» Data for this task:
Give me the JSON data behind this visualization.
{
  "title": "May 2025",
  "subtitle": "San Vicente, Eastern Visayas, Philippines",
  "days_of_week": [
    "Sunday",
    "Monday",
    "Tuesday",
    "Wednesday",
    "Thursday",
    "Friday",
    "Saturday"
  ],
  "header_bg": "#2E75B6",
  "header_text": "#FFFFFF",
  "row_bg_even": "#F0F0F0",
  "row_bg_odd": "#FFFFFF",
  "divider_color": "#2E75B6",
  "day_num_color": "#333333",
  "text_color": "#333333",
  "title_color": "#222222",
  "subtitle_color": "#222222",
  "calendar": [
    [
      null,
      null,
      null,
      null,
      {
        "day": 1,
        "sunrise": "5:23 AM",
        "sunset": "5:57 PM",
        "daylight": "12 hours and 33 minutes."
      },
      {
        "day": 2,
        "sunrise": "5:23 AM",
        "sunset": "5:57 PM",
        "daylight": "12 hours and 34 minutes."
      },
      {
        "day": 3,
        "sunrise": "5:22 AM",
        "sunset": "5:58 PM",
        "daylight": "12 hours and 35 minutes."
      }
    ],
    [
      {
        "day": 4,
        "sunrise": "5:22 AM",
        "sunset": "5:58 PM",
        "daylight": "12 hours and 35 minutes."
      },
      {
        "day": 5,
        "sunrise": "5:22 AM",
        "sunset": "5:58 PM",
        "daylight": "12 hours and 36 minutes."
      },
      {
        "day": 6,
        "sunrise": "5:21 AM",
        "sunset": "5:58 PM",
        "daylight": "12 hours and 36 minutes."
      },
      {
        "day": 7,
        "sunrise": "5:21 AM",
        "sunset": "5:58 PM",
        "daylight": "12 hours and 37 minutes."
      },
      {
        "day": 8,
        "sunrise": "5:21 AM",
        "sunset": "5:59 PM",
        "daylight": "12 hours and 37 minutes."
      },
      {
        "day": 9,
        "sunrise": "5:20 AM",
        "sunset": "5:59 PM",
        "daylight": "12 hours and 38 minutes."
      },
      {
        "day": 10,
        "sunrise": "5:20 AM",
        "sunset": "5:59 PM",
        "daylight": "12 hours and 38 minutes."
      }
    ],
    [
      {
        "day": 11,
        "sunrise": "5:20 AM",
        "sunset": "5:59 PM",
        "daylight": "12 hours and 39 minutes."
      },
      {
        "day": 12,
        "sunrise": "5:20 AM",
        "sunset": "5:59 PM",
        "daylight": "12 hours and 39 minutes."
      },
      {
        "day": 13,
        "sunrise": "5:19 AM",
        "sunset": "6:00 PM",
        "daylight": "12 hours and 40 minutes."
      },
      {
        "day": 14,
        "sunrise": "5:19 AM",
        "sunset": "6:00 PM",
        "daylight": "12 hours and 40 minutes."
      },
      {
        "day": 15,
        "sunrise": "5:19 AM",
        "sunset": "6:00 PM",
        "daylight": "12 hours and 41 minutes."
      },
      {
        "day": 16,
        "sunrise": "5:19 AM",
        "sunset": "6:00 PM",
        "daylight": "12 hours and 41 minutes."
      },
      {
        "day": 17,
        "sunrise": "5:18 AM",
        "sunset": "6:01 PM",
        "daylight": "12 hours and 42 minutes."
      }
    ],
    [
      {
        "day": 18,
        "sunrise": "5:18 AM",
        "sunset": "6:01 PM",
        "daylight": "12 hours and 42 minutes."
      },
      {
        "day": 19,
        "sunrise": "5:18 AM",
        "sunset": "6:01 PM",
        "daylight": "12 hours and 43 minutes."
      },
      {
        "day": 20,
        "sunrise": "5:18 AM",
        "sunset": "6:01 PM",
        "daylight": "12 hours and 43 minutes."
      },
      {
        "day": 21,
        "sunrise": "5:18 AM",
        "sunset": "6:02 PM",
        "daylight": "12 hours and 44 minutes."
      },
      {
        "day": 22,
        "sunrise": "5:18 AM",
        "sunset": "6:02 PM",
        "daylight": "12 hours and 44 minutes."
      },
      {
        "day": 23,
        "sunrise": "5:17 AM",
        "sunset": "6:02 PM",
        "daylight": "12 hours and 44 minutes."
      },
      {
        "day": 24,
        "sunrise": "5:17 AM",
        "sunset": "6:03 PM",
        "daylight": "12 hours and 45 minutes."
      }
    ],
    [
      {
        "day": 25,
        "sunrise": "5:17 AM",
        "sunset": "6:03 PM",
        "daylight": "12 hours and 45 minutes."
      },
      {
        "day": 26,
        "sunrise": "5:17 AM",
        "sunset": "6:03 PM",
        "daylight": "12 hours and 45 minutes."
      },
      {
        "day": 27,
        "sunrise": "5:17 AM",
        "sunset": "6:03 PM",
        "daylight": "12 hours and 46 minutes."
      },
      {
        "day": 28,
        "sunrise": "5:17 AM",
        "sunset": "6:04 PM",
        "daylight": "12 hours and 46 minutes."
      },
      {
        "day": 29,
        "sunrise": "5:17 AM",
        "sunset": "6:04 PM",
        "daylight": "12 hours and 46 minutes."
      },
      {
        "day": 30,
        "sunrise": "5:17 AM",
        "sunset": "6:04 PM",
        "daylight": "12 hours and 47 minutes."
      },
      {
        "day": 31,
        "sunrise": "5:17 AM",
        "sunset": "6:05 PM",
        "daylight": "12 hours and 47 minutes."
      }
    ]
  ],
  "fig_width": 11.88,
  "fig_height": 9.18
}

» The request: Write out the data exactly as it stands.

» Result of this exercise:
Give me the JSON data behind this visualization.
{
  "title": "May 2025",
  "subtitle": "San Vicente, Eastern Visayas, Philippines",
  "days_of_week": [
    "Sunday",
    "Monday",
    "Tuesday",
    "Wednesday",
    "Thursday",
    "Friday",
    "Saturday"
  ],
  "header_bg": "#2E75B6",
  "header_text": "#FFFFFF",
  "row_bg_even": "#F0F0F0",
  "row_bg_odd": "#FFFFFF",
  "divider_color": "#2E75B6",
  "day_num_color": "#333333",
  "text_color": "#333333",
  "title_color": "#222222",
  "subtitle_color": "#222222",
  "calendar": [
    [
      null,
      null,
      null,
      null,
      {
        "day": 1,
        "sunrise": "5:23 AM",
        "sunset": "5:57 PM",
        "daylight": "12 hours and 33 minutes."
      },
      {
        "day": 2,
        "sunrise": "5:23 AM",
        "sunset": "5:57 PM",
        "daylight": "12 hours and 34 minutes."
      },
      {
        "day": 3,
        "sunrise": "5:22 AM",
        "sunset": "5:58 PM",
        "daylight": "12 hours and 35 minutes."
      }
    ],
    [
      {
        "day": 4,
        "sunrise": "5:22 AM",
        "sunset": "5:58 PM",
        "daylight": "12 hours and 35 minutes."
      },
      {
        "day": 5,
        "sunrise": "5:22 AM",
        "sunset": "5:58 PM",
        "daylight": "12 hours and 36 minutes."
      },
      {
        "day": 6,
        "sunrise": "5:21 AM",
        "sunset": "5:58 PM",
        "daylight": "12 hours and 36 minutes."
      },
      {
        "day": 7,
        "sunrise": "5:21 AM",
        "sunset": "5:58 PM",
        "daylight": "12 hours and 37 minutes."
      },
      {
        "day": 8,
        "sunrise": "5:21 AM",
        "sunset": "5:59 PM",
        "daylight": "12 hours and 37 minutes."
      },
      {
        "day": 9,
        "sunrise": "5:20 AM",
        "sunset": "5:59 PM",
        "daylight": "12 hours and 38 minutes."
      },
      {
        "day": 10,
        "sunrise": "5:20 AM",
        "sunset": "5:59 PM",
        "daylight": "12 hours and 38 minutes."
      }
    ],
    [
      {
        "day": 11,
        "sunrise": "5:20 AM",
        "sunset": "5:59 PM",
        "daylight": "12 hours and 39 minutes."
      },
      {
        "day": 12,
        "sunrise": "5:20 AM",
        "sunset": "5:59 PM",
        "daylight": "12 hours and 39 minutes."
      },
      {
        "day": 13,
        "sunrise": "5:19 AM",
        "sunset": "6:00 PM",
        "daylight": "12 hours and 40 minutes."
      },
      {
        "day": 14,
        "sunrise": "5:19 AM",
        "sunset": "6:00 PM",
        "daylight": "12 hours and 40 minutes."
      },
      {
        "day": 15,
        "sunrise": "5:19 AM",
        "sunset": "6:00 PM",
        "daylight": "12 hours and 41 minutes."
      },
      {
        "day": 16,
        "sunrise": "5:19 AM",
        "sunset": "6:00 PM",
        "daylight": "12 hours and 41 minutes."
      },
      {
        "day": 17,
        "sunrise": "5:18 AM",
        "sunset": "6:01 PM",
        "daylight": "12 hours and 42 minutes."
      }
    ],
    [
      {
        "day": 18,
        "sunrise": "5:18 AM",
        "sunset": "6:01 PM",
        "daylight": "12 hours and 42 minutes."
      },
      {
        "day": 19,
        "sunrise": "5:18 AM",
        "sunset": "6:01 PM",
        "daylight": "12 hours and 43 minutes."
      },
      {
        "day": 20,
        "sunrise": "5:18 AM",
        "sunset": "6:01 PM",
        "daylight": "12 hours and 43 minutes."
      },
      {
        "day": 21,
        "sunrise": "5:18 AM",
        "sunset": "6:02 PM",
        "daylight": "12 hours and 44 minutes."
      },
      {
        "day": 22,
        "sunrise": "5:18 AM",
        "sunset": "6:02 PM",
        "daylight": "12 hours and 44 minutes."
      },
      {
        "day": 23,
        "sunrise": "5:17 AM",
        "sunset": "6:02 PM",
        "daylight": "12 hours and 44 minutes."
      },
      {
        "day": 24,
        "sunrise": "5:17 AM",
        "sunset": "6:03 PM",
        "daylight": "12 hours and 45 minutes."
      }
    ],
    [
      {
        "day": 25,
        "sunrise": "5:17 AM",
        "sunset": "6:03 PM",
        "daylight": "12 hours and 45 minutes."
      },
      {
        "day": 26,
        "sunrise": "5:17 AM",
        "sunset": "6:03 PM",
        "daylight": "12 hours and 45 minutes."
      },
      {
        "day": 27,
        "sunrise": "5:17 AM",
        "sunset": "6:03 PM",
        "daylight": "12 hours and 46 minutes."
      },
      {
        "day": 28,
        "sunrise": "5:17 AM",
        "sunset": "6:04 PM",
        "daylight": "12 hours and 46 minutes."
      },
      {
        "day": 29,
        "sunrise": "5:17 AM",
        "sunset": "6:04 PM",
        "daylight": "12 hours and 46 minutes."
      },
      {
        "day": 30,
        "sunrise": "5:17 AM",
        "sunset": "6:04 PM",
        "daylight": "12 hours and 47 minutes."
      },
      {
        "day": 31,
        "sunrise": "5:17 AM",
        "sunset": "6:05 PM",
        "daylight": "12 hours and 47 minutes."
      }
    ]
  ],
  "fig_width": 11.88,
  "fig_height": 9.18
}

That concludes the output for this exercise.